## [Exercise data]
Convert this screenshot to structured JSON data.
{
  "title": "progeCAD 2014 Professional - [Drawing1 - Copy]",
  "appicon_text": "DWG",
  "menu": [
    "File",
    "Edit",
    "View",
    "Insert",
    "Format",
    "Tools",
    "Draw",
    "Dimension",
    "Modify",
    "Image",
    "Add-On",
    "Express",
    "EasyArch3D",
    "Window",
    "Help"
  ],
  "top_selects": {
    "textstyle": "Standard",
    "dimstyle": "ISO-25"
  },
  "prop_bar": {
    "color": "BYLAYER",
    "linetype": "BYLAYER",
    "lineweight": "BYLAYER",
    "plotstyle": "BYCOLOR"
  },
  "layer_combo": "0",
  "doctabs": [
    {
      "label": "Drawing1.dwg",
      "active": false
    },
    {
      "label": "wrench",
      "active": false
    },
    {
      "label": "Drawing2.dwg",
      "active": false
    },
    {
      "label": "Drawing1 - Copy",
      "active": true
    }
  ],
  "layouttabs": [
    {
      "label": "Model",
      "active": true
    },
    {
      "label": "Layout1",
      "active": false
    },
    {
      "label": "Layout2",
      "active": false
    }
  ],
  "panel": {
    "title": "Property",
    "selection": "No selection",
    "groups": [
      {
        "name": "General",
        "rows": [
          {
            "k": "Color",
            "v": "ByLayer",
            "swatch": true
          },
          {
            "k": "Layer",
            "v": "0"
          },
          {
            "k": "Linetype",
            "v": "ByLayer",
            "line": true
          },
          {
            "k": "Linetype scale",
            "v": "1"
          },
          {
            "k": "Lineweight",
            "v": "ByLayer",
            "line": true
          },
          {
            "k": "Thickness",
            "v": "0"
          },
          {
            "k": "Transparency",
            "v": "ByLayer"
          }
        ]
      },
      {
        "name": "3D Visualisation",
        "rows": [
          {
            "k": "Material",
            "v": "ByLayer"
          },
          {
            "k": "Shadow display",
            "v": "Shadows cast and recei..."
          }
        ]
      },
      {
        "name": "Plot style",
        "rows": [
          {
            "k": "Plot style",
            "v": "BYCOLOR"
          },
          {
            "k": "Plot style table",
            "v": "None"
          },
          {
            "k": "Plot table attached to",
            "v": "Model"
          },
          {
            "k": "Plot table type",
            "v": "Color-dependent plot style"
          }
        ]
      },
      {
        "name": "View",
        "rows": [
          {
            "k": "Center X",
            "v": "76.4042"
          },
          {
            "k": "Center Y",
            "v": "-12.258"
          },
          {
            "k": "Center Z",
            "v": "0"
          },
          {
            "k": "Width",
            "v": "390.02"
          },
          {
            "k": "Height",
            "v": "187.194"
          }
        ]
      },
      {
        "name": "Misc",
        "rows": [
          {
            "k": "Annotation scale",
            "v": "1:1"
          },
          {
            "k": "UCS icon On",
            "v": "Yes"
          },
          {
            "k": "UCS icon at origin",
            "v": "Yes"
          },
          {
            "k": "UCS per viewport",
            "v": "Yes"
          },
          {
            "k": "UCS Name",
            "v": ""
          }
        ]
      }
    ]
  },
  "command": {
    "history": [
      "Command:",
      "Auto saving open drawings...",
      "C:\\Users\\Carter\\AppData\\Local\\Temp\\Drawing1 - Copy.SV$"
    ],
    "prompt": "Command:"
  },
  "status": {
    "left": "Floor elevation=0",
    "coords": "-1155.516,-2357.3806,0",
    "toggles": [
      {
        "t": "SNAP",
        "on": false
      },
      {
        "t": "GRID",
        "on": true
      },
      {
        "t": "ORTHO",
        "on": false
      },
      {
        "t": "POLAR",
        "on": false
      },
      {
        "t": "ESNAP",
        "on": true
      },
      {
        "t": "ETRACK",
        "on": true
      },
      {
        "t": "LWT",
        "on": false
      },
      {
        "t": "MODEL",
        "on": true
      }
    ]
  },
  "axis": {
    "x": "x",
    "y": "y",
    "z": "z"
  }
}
---
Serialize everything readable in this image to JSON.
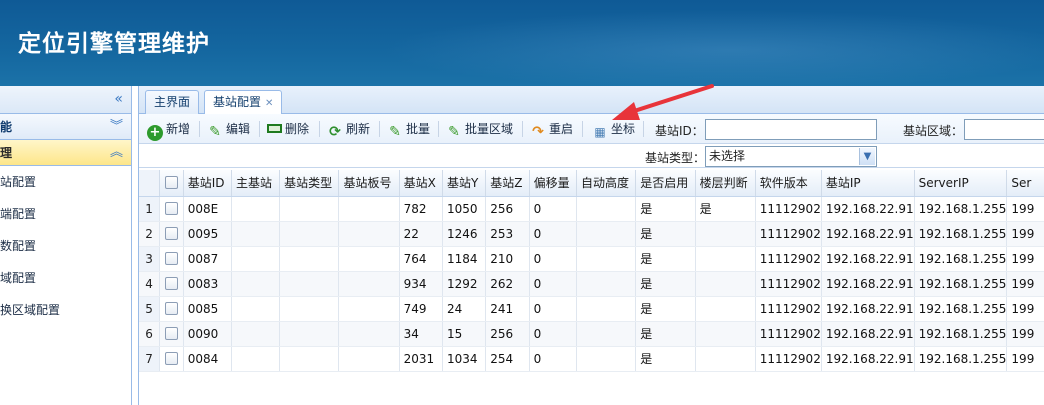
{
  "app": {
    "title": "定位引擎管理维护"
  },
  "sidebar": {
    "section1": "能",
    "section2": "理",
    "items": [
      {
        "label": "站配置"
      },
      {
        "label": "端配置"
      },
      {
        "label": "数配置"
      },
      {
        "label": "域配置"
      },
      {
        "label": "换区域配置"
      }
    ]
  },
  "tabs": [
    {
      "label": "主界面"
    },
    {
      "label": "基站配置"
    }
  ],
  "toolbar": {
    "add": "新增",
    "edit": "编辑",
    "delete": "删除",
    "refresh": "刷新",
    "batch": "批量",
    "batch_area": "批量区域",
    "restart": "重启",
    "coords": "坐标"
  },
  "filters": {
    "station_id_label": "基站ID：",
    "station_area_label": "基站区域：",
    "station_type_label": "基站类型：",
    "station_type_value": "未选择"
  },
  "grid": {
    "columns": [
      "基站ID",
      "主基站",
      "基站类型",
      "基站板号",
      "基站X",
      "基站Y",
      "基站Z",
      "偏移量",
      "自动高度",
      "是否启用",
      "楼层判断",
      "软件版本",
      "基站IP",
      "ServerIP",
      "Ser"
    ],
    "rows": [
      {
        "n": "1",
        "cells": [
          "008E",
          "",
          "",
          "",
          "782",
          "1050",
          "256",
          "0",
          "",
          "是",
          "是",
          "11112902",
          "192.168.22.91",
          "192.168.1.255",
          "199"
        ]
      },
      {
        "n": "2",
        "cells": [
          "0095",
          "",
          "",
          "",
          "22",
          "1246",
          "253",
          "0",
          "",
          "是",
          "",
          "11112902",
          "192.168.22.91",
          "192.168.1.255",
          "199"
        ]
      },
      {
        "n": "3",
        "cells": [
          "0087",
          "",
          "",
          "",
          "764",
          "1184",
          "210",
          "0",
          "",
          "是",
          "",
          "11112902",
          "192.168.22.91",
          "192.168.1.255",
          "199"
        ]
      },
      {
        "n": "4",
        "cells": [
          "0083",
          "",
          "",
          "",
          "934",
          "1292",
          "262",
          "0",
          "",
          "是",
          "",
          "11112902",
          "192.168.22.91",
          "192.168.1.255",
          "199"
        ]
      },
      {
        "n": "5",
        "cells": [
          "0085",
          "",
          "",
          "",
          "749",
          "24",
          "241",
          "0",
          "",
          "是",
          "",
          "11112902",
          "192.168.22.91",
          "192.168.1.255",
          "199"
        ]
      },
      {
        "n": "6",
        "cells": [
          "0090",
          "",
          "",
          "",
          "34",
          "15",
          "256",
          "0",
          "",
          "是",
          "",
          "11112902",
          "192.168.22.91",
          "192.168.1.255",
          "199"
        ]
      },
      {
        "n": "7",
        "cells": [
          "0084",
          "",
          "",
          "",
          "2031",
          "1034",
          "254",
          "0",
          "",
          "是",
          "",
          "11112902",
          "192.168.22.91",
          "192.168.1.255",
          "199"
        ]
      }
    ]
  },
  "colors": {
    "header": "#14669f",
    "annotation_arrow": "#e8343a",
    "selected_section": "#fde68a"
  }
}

## [Task requirements]
Go through the records. Copy each line where "coords" appears.

## [Written response]
    "coords": "-1155.516,-2357.3806,0",
    "coords": "坐标"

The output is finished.